## [What you should do]
Quote the listing in full, exactly as given, minus any pictures.

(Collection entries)
==============================

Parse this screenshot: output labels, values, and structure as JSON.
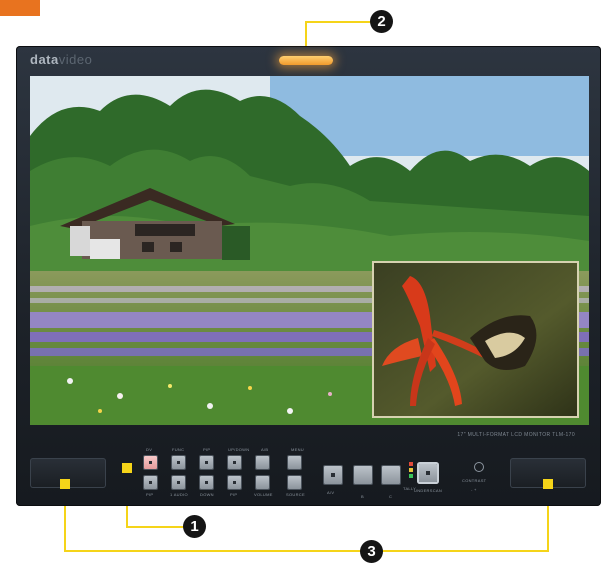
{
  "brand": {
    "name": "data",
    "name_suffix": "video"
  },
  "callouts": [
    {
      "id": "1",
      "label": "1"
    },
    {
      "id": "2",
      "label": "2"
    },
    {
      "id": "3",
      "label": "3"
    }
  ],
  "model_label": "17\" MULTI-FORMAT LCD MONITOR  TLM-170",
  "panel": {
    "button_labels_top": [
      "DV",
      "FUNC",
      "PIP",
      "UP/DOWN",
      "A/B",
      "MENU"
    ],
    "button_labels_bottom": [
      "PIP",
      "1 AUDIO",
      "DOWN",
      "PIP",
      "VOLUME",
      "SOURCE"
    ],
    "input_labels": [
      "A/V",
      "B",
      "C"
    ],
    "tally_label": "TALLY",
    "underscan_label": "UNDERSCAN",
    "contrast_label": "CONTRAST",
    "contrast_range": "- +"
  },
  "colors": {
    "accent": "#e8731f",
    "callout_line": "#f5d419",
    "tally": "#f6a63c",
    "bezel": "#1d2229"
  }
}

==============================

## [Exercise output]
Parse this screenshot: output labels, values, and structure as JSON.
{
  "brand": {
    "name": "data",
    "name_suffix": "video"
  },
  "callouts": [
    {
      "id": "1",
      "label": "1"
    },
    {
      "id": "2",
      "label": "2"
    },
    {
      "id": "3",
      "label": "3"
    }
  ],
  "model_label": "17\" MULTI-FORMAT LCD MONITOR  TLM-170",
  "panel": {
    "button_labels_top": [
      "DV",
      "FUNC",
      "PIP",
      "UP/DOWN",
      "A/B",
      "MENU"
    ],
    "button_labels_bottom": [
      "PIP",
      "1 AUDIO",
      "DOWN",
      "PIP",
      "VOLUME",
      "SOURCE"
    ],
    "input_labels": [
      "A/V",
      "B",
      "C"
    ],
    "tally_label": "TALLY",
    "underscan_label": "UNDERSCAN",
    "contrast_label": "CONTRAST",
    "contrast_range": "- +"
  },
  "colors": {
    "accent": "#e8731f",
    "callout_line": "#f5d419",
    "tally": "#f6a63c",
    "bezel": "#1d2229"
  }
}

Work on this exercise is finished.